WHAT TO DO:
Look through the material below, count the lines containing the word "document", and state only the count.

DATA SHOWN:
****************************************
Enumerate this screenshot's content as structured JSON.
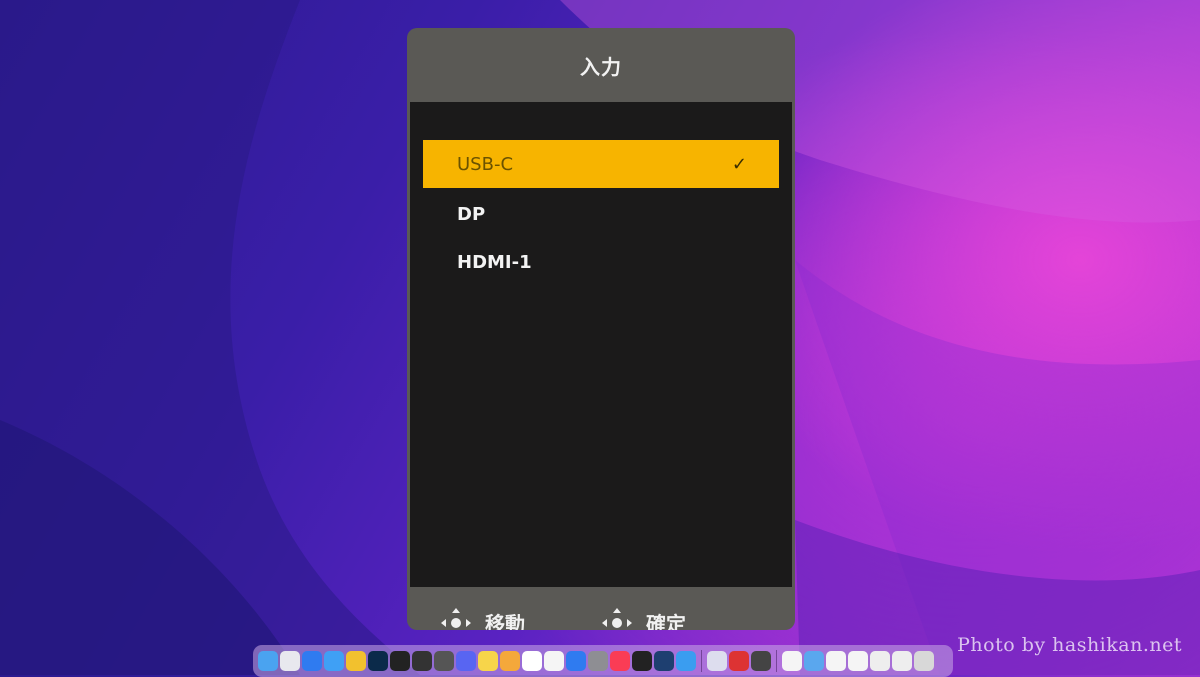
{
  "osd": {
    "title": "入力",
    "items": [
      {
        "label": "USB-C",
        "selected": true
      },
      {
        "label": "DP",
        "selected": false
      },
      {
        "label": "HDMI-1",
        "selected": false
      }
    ],
    "check_mark": "✓",
    "footer": {
      "move_label": "移動",
      "confirm_label": "確定"
    }
  },
  "dock": {
    "icons": [
      "finder-icon",
      "launchpad-icon",
      "app-store-icon",
      "safari-icon",
      "chrome-icon",
      "lightroom-icon",
      "davinci-icon",
      "final-cut-icon",
      "quicktime-icon",
      "discord-icon",
      "notes-icon",
      "photos-icon",
      "reminders-icon",
      "notepad-icon",
      "app-store-2-icon",
      "settings-icon",
      "music-icon",
      "terminal-icon",
      "photoshop-icon",
      "network-icon",
      "separator",
      "preview-icon",
      "pdf-icon",
      "logic-icon",
      "separator",
      "document-icon",
      "folder-icon",
      "document-2-icon",
      "document-3-icon",
      "image-icon",
      "image-2-icon",
      "trash-icon"
    ],
    "colors": [
      "#4aa3f0",
      "#e8e8ee",
      "#2f7bf0",
      "#3fa0f5",
      "#f2c12e",
      "#0b2a4a",
      "#222",
      "#333",
      "#555",
      "#5865f2",
      "#f7d54a",
      "#f4a83b",
      "#ffffff",
      "#f5f5f5",
      "#2f7bf0",
      "#8e8e93",
      "#fa3c55",
      "#222",
      "#1e3f70",
      "#3a9df0",
      "",
      "#dde",
      "#d33",
      "#444",
      "",
      "#f5f5f5",
      "#5aa7ee",
      "#f5f5f5",
      "#f5f5f5",
      "#eee",
      "#eee",
      "#d8d8d8"
    ]
  },
  "watermark": "Photo by hashikan.net",
  "colors": {
    "selected_bg": "#f7b400",
    "panel_bg": "#5a5955",
    "list_bg": "#1b1a1a"
  }
}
****************************************
TASK RESPONSE:
3